▶ _FRAGMENTO DE ORIGEN_

::::

Paz a cambio de dudas

Ayer se cumplió un año del incendio de Notre Dame de París. Entonces nos parecía que las llamas del símbolo parisino podían ser un presagio de un derrumbe cultural. Hoy vemos que muchas cosas están cambiando sin que podamos tomar el control. Hace un año había mucha prisa por reconstruir el símbolo de París, de Francia y hasta de Europa. Hoy, la catedral gótica es un enfermo más que puede esperar su turno. Todo es muy relativo. La crisis del coronavirus ha empequeñecido la crisis del templo. Y lo mismo pasa en nuestra vida. Un problema grave (y, sin duda, la pandemia actual lo es) hace que relativicemos otros que nos parecían importantes. Llega un momento en que ya no sabemos, en realidad, qué es un verdadero problema y qué es una ocasión de cambio. Nos cuesta distinguir entre lo importante y lo secundario, entre lo urgente y lo que puede esperar. La confusión y el desconcierto son rasgos de nuestra época. A menudo, no sabemos a qué atenernos. Quienes tienen que tomar decisiones que afectan a todos (por ejemplo, los políticos) experimentan la desazón que acompaña al ejercicio de la responsabilidad cuando no se tienen las ideas claras.

En este contexto, el Evangelio de este Jueves de Pascua nos regala un par de preguntas de Jesús que parecen pensadas para la situación que estamos viviendo: “¿Por qué os alarmáis?, ¿por qué surgen dudas en vuestro corazón?”. No parece muy difícil responder a cada una de ellas. Vayamos con la primera. Nos alarmamos porque no sabemos si nosotros y nuestros seres queridos nos vamos a infectar con el insidioso Covid-19. Nos alarmamos porque nos parece increíble que un diminuto virus tenga este tremendo poder y nosotros necesitemos mucho tiempo y muchos recursos para dominarlo. Nos alarmamos porque nos estremece el parte diario de fallecidos. Nos alarmamos porque la vida social ha quedado completamente alterada. Nos alarmamos porque las consecuencias económicas van a ser desastrosas. Nos alarmamos porque no sabemos las consecuencias psicológicas que la pandemia tendrá en todos, incluidos los niños, que parecen casi inmunes al dichoso virus. 

La segunda pregunta abre también la puerta a una cascada de respuestas. Surgen dudas en nuestro corazón porque no sabemos si en esta crisis la fe sirve para algo o no, si habrá personas que se aprovechen de la desgracia ajena y comercien con nuestras urgencias, si los científicos serán capaces de encontrar una vacuna eficaz, si nos volveremos más sensatos y solidarios o perderemos la alegría de vivir… En fin, que tenemos una batería de respuestas a las “inocentes” preguntas de Jesús.

::::

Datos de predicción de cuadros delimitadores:
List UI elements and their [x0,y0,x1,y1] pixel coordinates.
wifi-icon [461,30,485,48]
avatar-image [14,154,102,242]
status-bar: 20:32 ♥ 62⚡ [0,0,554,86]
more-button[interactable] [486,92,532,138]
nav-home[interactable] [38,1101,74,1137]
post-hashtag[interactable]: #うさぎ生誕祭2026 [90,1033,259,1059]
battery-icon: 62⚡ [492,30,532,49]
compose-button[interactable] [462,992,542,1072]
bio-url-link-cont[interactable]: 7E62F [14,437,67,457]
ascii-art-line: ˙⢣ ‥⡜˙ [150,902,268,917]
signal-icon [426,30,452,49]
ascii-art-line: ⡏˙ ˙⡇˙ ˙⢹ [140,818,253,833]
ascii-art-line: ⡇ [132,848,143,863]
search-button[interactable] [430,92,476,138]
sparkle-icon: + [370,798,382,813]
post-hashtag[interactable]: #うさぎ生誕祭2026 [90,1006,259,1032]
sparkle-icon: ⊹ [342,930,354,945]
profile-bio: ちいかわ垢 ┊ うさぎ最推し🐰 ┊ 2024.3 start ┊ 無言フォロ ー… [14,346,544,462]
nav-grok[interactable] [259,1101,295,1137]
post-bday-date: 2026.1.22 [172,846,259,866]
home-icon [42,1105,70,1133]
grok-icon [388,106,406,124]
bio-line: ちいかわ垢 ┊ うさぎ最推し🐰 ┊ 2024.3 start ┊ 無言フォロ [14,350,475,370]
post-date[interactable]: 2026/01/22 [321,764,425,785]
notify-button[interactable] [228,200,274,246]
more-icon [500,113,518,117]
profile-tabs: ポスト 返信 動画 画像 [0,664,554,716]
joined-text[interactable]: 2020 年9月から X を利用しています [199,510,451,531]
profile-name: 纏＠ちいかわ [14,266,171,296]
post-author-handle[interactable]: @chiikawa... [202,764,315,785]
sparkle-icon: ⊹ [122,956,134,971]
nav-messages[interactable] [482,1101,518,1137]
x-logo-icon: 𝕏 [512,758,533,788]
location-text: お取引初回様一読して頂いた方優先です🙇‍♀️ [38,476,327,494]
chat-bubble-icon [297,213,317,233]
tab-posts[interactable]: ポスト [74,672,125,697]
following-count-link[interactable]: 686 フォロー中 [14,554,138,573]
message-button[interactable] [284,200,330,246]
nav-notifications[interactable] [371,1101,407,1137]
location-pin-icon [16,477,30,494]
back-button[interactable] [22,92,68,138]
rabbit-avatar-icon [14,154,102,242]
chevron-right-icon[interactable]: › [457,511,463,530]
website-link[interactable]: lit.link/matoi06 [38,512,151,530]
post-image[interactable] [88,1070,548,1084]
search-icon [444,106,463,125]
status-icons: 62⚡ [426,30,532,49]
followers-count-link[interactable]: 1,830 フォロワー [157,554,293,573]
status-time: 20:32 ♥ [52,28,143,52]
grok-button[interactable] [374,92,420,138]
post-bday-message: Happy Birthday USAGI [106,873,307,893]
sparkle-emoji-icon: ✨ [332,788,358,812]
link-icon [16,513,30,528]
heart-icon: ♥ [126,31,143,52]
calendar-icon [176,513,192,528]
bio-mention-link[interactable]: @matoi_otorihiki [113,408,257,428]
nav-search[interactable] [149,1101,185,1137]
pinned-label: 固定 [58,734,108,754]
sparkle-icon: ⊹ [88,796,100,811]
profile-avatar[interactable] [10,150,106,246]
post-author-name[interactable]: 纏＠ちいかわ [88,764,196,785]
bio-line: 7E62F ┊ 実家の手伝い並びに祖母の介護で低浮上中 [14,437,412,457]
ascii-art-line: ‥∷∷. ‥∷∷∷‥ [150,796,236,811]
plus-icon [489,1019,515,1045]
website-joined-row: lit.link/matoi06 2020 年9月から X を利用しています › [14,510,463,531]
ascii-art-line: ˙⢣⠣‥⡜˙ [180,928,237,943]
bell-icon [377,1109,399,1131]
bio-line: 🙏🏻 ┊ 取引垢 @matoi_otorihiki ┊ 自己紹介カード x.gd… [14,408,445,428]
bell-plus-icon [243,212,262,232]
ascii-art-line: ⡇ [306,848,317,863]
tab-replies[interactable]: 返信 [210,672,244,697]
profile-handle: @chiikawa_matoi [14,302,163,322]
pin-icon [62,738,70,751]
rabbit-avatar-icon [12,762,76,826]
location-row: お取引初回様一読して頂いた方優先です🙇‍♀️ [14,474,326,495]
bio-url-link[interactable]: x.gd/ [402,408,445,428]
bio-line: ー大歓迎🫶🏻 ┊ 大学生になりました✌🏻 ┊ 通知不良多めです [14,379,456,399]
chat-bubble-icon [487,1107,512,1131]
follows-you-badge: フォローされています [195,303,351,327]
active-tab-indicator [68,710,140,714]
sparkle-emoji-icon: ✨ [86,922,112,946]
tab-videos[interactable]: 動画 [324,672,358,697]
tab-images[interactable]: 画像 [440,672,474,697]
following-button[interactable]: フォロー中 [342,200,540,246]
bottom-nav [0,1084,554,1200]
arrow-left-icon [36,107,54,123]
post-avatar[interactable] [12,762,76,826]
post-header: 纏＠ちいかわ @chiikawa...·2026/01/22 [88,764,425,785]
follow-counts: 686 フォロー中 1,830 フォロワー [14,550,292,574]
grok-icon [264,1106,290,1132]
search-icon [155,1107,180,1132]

::::

▶ _ENCARGO DE TRABAJO 1_
Repite sin cambios el pasaje del fragmento que va desde «La segunda pregunta» hasta «preguntas de Jesús.», ambos incluidos.
▶ _ENCARGO DE TRABAJO 2_
Enumera todos los motivos que el fragmento da a continuación de las palabras «Nos alarmamos porque».
Los datos provienen de otra fuente.

▶ _TU SOLUCIÓN 1_
La segunda pregunta abre también la puerta a una cascada de respuestas. Surgen dudas en nuestro corazón porque no sabemos si en esta crisis la fe sirve para algo o no, si habrá personas que se aprovechen de la desgracia ajena y comercien con nuestras urgencias, si los científicos serán capaces de encontrar una vacuna eficaz, si nos volveremos más sensatos y solidarios o perderemos la alegría de vivir… En fin, que tenemos una batería de respuestas a las “inocentes” preguntas de Jesús.

▶ _TU SOLUCIÓN 2_
1. No sabemos si nosotros y nuestros seres queridos nos vamos a infectar con el insidioso Covid-19.
2. Nos parece increíble que un diminuto virus tenga este tremendo poder y nosotros necesitemos mucho tiempo y muchos recursos para dominarlo.
3. Nos estremece el parte diario de fallecidos.
4. La vida social ha quedado completamente alterada.
5. Las consecuencias económicas van a ser desastrosas.
6. No sabemos las consecuencias psicológicas que la pandemia tendrá en todos, incluidos los niños, que parecen casi inmunes al dichoso virus.